Written problem: All lines featuring the string "JSON" are to be listed.

## begin Record set

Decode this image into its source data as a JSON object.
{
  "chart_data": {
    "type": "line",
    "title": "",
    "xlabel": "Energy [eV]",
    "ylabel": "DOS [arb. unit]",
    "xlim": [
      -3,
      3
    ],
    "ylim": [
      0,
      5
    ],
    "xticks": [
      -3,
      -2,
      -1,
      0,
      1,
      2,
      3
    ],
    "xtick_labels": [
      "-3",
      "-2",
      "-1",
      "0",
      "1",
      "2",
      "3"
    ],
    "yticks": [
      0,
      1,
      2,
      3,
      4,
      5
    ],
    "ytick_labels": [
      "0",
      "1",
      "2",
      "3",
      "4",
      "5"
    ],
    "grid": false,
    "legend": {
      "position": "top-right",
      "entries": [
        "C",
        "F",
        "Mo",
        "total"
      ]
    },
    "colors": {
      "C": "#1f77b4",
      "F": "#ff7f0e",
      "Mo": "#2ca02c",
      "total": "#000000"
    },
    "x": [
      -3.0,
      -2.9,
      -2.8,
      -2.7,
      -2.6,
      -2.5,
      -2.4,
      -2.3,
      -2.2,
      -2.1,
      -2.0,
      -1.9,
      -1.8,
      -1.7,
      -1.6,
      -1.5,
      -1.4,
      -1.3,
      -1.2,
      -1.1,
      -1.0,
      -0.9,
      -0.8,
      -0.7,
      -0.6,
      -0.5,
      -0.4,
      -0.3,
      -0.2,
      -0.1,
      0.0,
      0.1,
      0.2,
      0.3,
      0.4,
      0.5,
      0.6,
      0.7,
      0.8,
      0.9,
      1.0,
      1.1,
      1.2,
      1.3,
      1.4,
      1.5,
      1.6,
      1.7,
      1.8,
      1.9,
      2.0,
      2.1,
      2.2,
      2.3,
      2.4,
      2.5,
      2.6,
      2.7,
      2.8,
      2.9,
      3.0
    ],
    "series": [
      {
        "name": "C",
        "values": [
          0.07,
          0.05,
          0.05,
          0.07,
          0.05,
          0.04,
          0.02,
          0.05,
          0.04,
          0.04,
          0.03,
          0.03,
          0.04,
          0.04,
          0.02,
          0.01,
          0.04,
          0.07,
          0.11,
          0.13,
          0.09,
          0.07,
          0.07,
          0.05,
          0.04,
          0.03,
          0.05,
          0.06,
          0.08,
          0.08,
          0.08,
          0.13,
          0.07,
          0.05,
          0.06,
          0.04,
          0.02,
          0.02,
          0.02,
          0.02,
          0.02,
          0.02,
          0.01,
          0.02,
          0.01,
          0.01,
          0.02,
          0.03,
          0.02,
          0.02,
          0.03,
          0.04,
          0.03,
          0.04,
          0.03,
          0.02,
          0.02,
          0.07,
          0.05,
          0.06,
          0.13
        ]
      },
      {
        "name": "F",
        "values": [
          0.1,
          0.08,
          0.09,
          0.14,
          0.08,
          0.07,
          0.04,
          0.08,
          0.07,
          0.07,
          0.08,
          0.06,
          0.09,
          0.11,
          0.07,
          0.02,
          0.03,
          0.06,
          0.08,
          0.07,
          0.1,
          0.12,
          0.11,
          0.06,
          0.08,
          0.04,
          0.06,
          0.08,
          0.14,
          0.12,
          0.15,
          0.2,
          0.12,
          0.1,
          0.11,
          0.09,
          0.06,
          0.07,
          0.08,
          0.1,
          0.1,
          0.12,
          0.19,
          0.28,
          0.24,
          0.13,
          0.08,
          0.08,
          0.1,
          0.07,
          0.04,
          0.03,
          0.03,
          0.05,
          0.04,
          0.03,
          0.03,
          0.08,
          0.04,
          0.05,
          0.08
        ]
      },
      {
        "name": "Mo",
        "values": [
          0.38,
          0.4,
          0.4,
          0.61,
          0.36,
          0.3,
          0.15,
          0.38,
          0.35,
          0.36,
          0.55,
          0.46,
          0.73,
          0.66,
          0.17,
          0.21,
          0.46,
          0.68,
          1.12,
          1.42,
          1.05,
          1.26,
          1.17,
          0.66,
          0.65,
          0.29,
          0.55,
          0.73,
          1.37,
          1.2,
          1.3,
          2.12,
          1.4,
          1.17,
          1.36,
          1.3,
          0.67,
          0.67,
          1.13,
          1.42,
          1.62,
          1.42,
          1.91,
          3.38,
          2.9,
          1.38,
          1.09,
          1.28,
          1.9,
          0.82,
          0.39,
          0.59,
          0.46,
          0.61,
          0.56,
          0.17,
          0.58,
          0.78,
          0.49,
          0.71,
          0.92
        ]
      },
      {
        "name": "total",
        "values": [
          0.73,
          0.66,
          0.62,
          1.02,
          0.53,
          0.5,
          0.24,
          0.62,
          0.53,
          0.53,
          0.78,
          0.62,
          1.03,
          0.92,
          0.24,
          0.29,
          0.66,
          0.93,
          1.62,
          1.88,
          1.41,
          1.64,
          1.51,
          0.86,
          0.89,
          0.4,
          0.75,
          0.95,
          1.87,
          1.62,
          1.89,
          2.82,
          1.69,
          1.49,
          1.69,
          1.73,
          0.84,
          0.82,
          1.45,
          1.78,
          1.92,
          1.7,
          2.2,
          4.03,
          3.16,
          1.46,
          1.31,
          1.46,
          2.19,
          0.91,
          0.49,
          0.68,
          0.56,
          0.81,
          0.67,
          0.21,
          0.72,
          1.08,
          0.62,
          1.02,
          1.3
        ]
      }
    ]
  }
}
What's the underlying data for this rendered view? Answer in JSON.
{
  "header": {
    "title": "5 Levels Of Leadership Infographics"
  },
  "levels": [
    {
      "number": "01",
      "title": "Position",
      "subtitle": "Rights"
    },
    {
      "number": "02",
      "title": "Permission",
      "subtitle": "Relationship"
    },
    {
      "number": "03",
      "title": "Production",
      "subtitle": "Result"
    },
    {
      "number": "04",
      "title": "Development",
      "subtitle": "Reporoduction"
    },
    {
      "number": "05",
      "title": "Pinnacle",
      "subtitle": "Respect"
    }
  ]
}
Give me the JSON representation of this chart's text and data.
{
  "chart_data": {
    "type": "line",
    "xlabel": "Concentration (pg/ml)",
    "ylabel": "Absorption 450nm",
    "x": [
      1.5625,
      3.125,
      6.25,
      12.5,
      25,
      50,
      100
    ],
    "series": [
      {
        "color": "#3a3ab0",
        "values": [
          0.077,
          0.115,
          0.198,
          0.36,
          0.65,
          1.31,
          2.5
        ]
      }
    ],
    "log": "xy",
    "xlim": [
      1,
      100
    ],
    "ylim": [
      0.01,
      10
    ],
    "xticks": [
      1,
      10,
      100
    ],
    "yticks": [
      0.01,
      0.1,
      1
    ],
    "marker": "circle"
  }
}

## end Record set

Written response:
Decode this image into its source data as a JSON object.
What's the underlying data for this rendered view? Answer in JSON.
Give me the JSON representation of this chart's text and data.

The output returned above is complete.